▶ WHAT IS BEING ASKED
Return the lines below that carry the word "this".

▶ MATERIAL FOR THE TASK
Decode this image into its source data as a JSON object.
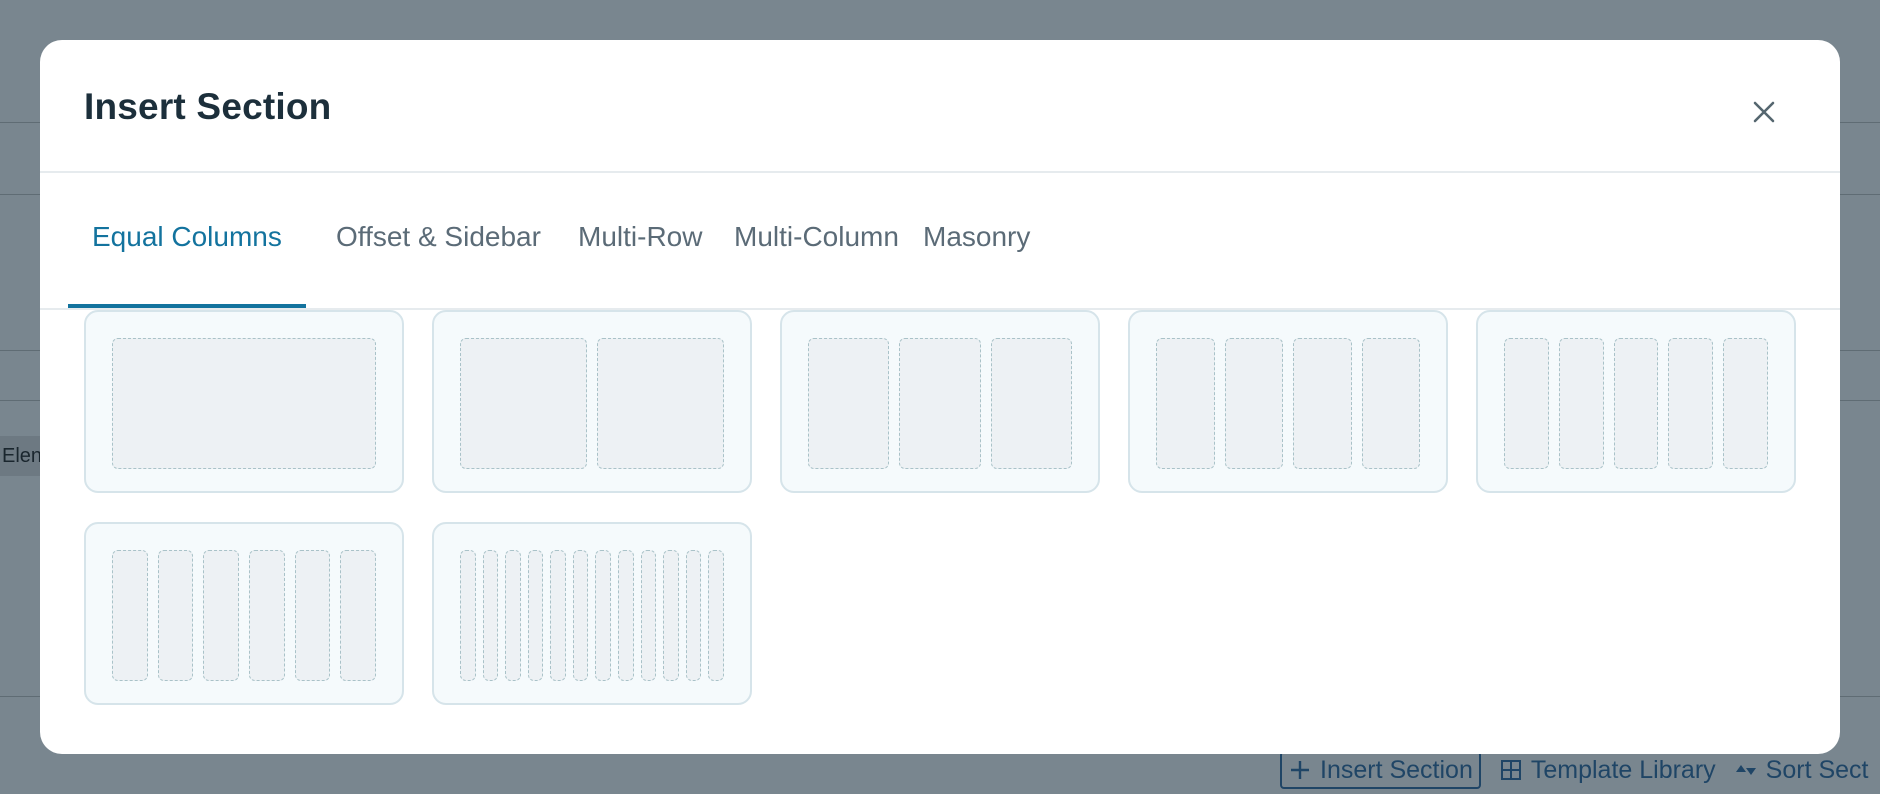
{
  "background": {
    "partial_text": "Elen",
    "bottom_bar": {
      "insert_section": "Insert Section",
      "template_library": "Template Library",
      "sort_sections": "Sort Sect"
    }
  },
  "modal": {
    "title": "Insert Section",
    "close_icon": "close-icon",
    "tabs": [
      {
        "label": "Equal Columns",
        "active": true
      },
      {
        "label": "Offset & Sidebar",
        "active": false
      },
      {
        "label": "Multi-Row",
        "active": false
      },
      {
        "label": "Multi-Column",
        "active": false
      },
      {
        "label": "Masonry",
        "active": false
      }
    ],
    "layouts": [
      {
        "columns": 1
      },
      {
        "columns": 2
      },
      {
        "columns": 3
      },
      {
        "columns": 4
      },
      {
        "columns": 5
      },
      {
        "columns": 6
      },
      {
        "columns": 12
      }
    ]
  },
  "colors": {
    "accent": "#13739e",
    "title": "#1c2f3b",
    "tab_text": "#5b6b77",
    "overlay": "#79868f"
  }
}
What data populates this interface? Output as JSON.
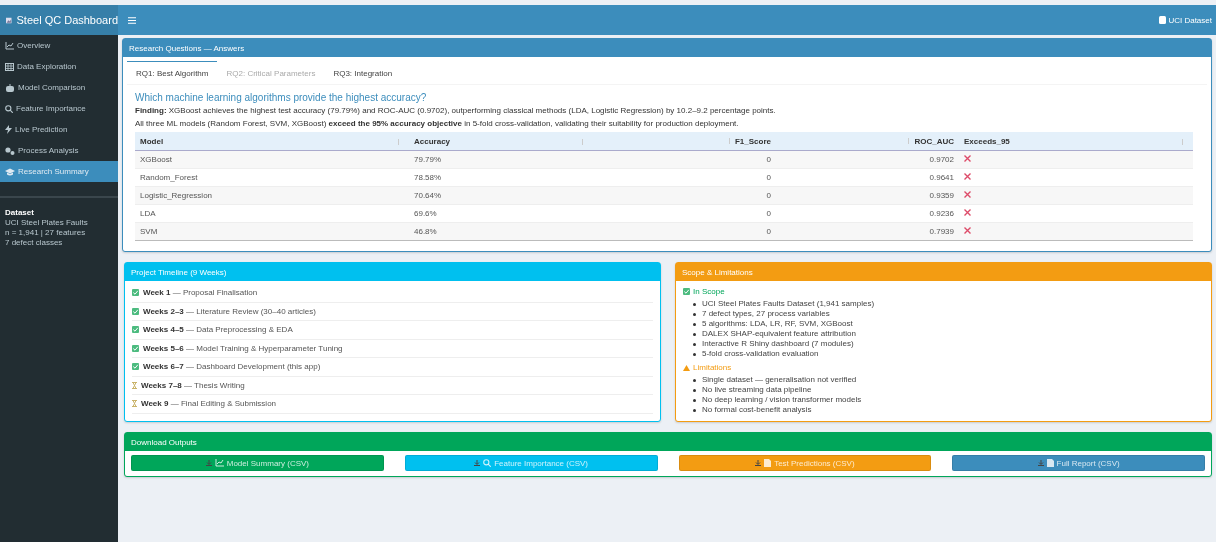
{
  "header": {
    "title": "Steel QC Dashboard",
    "badge": "UCI Dataset"
  },
  "sidebar": {
    "items": [
      {
        "label": "Overview",
        "selected": false
      },
      {
        "label": "Data Exploration",
        "selected": false
      },
      {
        "label": "Model Comparison",
        "selected": false
      },
      {
        "label": "Feature Importance",
        "selected": false
      },
      {
        "label": "Live Prediction",
        "selected": false
      },
      {
        "label": "Process Analysis",
        "selected": false
      },
      {
        "label": "Research Summary",
        "selected": true
      }
    ],
    "dataset": {
      "title": "Dataset",
      "lines": [
        "UCI Steel Plates Faults",
        "n = 1,941 | 27 features",
        "7 defect classes"
      ]
    }
  },
  "research": {
    "title": "Research Questions — Answers",
    "tabs": [
      {
        "label": "RQ1: Best Algorithm",
        "selected": true,
        "disabled": false
      },
      {
        "label": "RQ2: Critical Parameters",
        "selected": false,
        "disabled": true
      },
      {
        "label": "RQ3: Integration",
        "selected": false,
        "disabled": false
      }
    ],
    "question": "Which machine learning algorithms provide the highest accuracy?",
    "finding": "**Finding:** XGBoost achieves the highest test accuracy (79.79%) and ROC-AUC (0.9702), outperforming classical methods (LDA, Logistic Regression) by 10.2–9.2 percentage points.",
    "objective": "All three ML models (Random Forest, SVM, XGBoost) **exceed the 95% accuracy objective** in 5-fold cross-validation, validating their suitability for production deployment.",
    "table": {
      "columns": [
        "Model",
        "Accuracy",
        "F1_Score",
        "ROC_AUC",
        "Exceeds_95"
      ],
      "rows": [
        {
          "model": "XGBoost",
          "accuracy": "79.79%",
          "f1": "0",
          "roc": "0.9702",
          "exceeds": false
        },
        {
          "model": "Random_Forest",
          "accuracy": "78.58%",
          "f1": "0",
          "roc": "0.9641",
          "exceeds": false
        },
        {
          "model": "Logistic_Regression",
          "accuracy": "70.64%",
          "f1": "0",
          "roc": "0.9359",
          "exceeds": false
        },
        {
          "model": "LDA",
          "accuracy": "69.6%",
          "f1": "0",
          "roc": "0.9236",
          "exceeds": false
        },
        {
          "model": "SVM",
          "accuracy": "46.8%",
          "f1": "0",
          "roc": "0.7939",
          "exceeds": false
        }
      ]
    }
  },
  "timeline": {
    "title": "Project Timeline (9 Weeks)",
    "items": [
      {
        "text": "**Week 1** — Proposal Finalisation",
        "done": true
      },
      {
        "text": "**Weeks 2–3** — Literature Review (30–40 articles)",
        "done": true
      },
      {
        "text": "**Weeks 4–5** — Data Preprocessing & EDA",
        "done": true
      },
      {
        "text": "**Weeks 5–6** — Model Training & Hyperparameter Tuning",
        "done": true
      },
      {
        "text": "**Weeks 6–7** — Dashboard Development (this app)",
        "done": true
      },
      {
        "text": "**Weeks 7–8** — Thesis Writing",
        "done": false
      },
      {
        "text": "**Week 9** — Final Editing & Submission",
        "done": false
      }
    ]
  },
  "scope": {
    "title": "Scope & Limitations",
    "sections": [
      {
        "kind": "in_scope",
        "title": "In Scope",
        "items": [
          "UCI Steel Plates Faults Dataset (1,941 samples)",
          "7 defect types, 27 process variables",
          "5 algorithms: LDA, LR, RF, SVM, XGBoost",
          "DALEX SHAP-equivalent feature attribution",
          "Interactive R Shiny dashboard (7 modules)",
          "5-fold cross-validation evaluation"
        ]
      },
      {
        "kind": "limitations",
        "title": "Limitations",
        "items": [
          "Single dataset — generalisation not verified",
          "No live streaming data pipeline",
          "No deep learning / vision transformer models",
          "No formal cost-benefit analysis"
        ]
      }
    ]
  },
  "downloads": {
    "title": "Download Outputs",
    "buttons": [
      {
        "label": "Model Summary (CSV)",
        "color": "#00a65a"
      },
      {
        "label": "Feature Importance (CSV)",
        "color": "#00c0ef"
      },
      {
        "label": "Test Predictions (CSV)",
        "color": "#f39c12"
      },
      {
        "label": "Full Report (CSV)",
        "color": "#3c8dbc"
      }
    ]
  }
}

▶ PROBLEM SOLUTION
Decode this image into its source data as a JSON object.
What data populates this interface? Output as JSON.
        "text": "**Weeks 6–7** — Dashboard Development (this app)",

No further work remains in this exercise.